Short exercise: Rewrite the listing from the line with "data-point <box>161 242 166 246</box>" to the line with "data-point <box>571 124 575 129</box>", substituting "marker" for every "data-point" and leaving all other text unchanged.

The records:
= = = =

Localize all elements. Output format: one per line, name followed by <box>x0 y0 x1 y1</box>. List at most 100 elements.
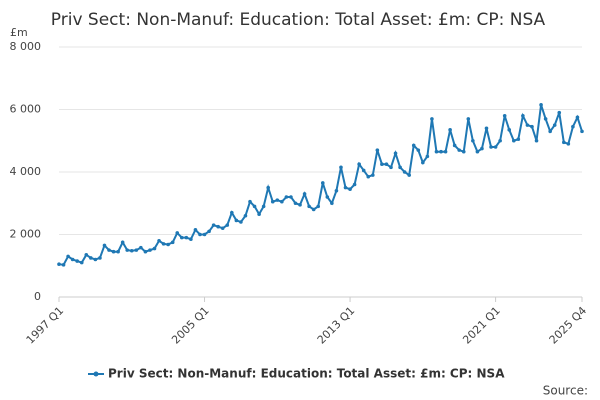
data-point <box>161 242 166 246</box>
data-point <box>525 123 530 127</box>
data-point <box>348 187 352 191</box>
data-point <box>343 185 348 190</box>
data-point <box>421 160 425 165</box>
data-point <box>398 165 402 170</box>
data-point <box>170 240 175 245</box>
y-tick-label: 6 000 <box>10 103 42 116</box>
data-point <box>416 148 421 152</box>
x-tick-label: 2005 Q1 <box>169 304 212 347</box>
data-point <box>571 124 575 129</box>
data-point <box>380 162 384 166</box>
data-point <box>448 128 452 132</box>
data-point <box>98 256 102 260</box>
data-point <box>129 248 134 253</box>
legend-marker <box>93 371 99 377</box>
data-point <box>493 145 498 149</box>
data-point <box>311 207 316 212</box>
data-point <box>543 117 548 121</box>
data-point <box>489 145 493 149</box>
series-line <box>58 104 583 266</box>
data-point <box>366 174 371 179</box>
data-point <box>425 154 430 159</box>
data-point <box>320 181 325 185</box>
data-point <box>357 162 361 166</box>
source: Source: <box>543 384 588 398</box>
data-point <box>166 242 170 247</box>
data-point <box>207 229 211 234</box>
data-point <box>102 243 107 248</box>
data-point <box>107 248 111 252</box>
data-point <box>270 199 275 204</box>
data-point <box>443 149 448 154</box>
data-point <box>457 148 462 152</box>
data-point <box>179 235 184 240</box>
data-point <box>511 138 516 143</box>
data-point <box>148 248 152 252</box>
y-tick-label: 2 000 <box>10 228 42 241</box>
data-point <box>480 146 484 151</box>
data-point <box>189 237 193 241</box>
data-point <box>411 143 416 148</box>
data-point <box>402 170 407 174</box>
data-point <box>361 168 366 173</box>
data-point <box>143 249 148 254</box>
data-point <box>152 246 157 251</box>
data-point <box>530 124 534 129</box>
data-point <box>339 165 343 170</box>
data-point <box>384 162 389 166</box>
data-point <box>302 192 307 196</box>
data-point <box>275 198 280 202</box>
legend-label: Priv Sect: Non-Manuf: Education: Total A… <box>108 367 505 381</box>
data-point <box>284 195 289 199</box>
data-point <box>280 199 284 204</box>
data-point <box>575 115 580 120</box>
data-point <box>534 138 539 143</box>
data-point <box>516 137 521 141</box>
data-point <box>89 256 93 260</box>
data-point <box>393 151 398 156</box>
data-point <box>557 110 562 115</box>
data-point <box>434 149 439 154</box>
data-point <box>566 142 571 146</box>
data-point <box>239 220 243 224</box>
y-tick-label: 8 000 <box>10 40 42 53</box>
data-point <box>193 228 198 232</box>
data-point <box>475 149 480 154</box>
data-point <box>70 257 75 262</box>
chart-title: Priv Sect: Non-Manuf: Education: Total A… <box>51 10 546 30</box>
data-point <box>257 212 261 216</box>
x-tick-label: 2013 Q1 <box>315 304 358 347</box>
data-point <box>407 173 411 177</box>
data-point <box>139 245 143 250</box>
data-point <box>116 249 120 254</box>
data-point <box>548 129 552 134</box>
data-point <box>507 128 512 132</box>
data-point <box>352 182 357 187</box>
data-point <box>325 195 330 199</box>
data-point <box>198 232 202 237</box>
data-point <box>79 260 84 265</box>
data-point <box>66 254 70 259</box>
data-point <box>502 113 507 118</box>
data-point <box>289 195 293 199</box>
data-point <box>61 263 66 267</box>
data-point <box>452 143 457 148</box>
data-point <box>211 223 216 227</box>
y-axis-label: £m <box>10 26 28 39</box>
data-point <box>298 203 302 207</box>
data-point <box>220 226 225 231</box>
data-point <box>93 257 98 262</box>
data-point <box>84 253 89 257</box>
data-point <box>111 249 116 254</box>
data-point <box>57 262 61 266</box>
data-point <box>430 117 434 121</box>
data-point <box>580 129 584 134</box>
data-point <box>466 117 471 121</box>
data-point <box>389 165 393 170</box>
data-point <box>461 149 466 154</box>
data-point <box>184 235 189 240</box>
data-point <box>266 185 271 190</box>
data-point <box>234 218 239 223</box>
data-point <box>498 138 502 143</box>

= = = =

Result of this exercise:
marker <box>161 242 166 246</box>
marker <box>525 123 530 127</box>
marker <box>348 187 352 191</box>
marker <box>343 185 348 190</box>
marker <box>421 160 425 165</box>
marker <box>398 165 402 170</box>
marker <box>170 240 175 245</box>
y-tick-label: 6 000 <box>10 103 42 116</box>
marker <box>416 148 421 152</box>
x-tick-label: 2005 Q1 <box>169 304 212 347</box>
marker <box>571 124 575 129</box>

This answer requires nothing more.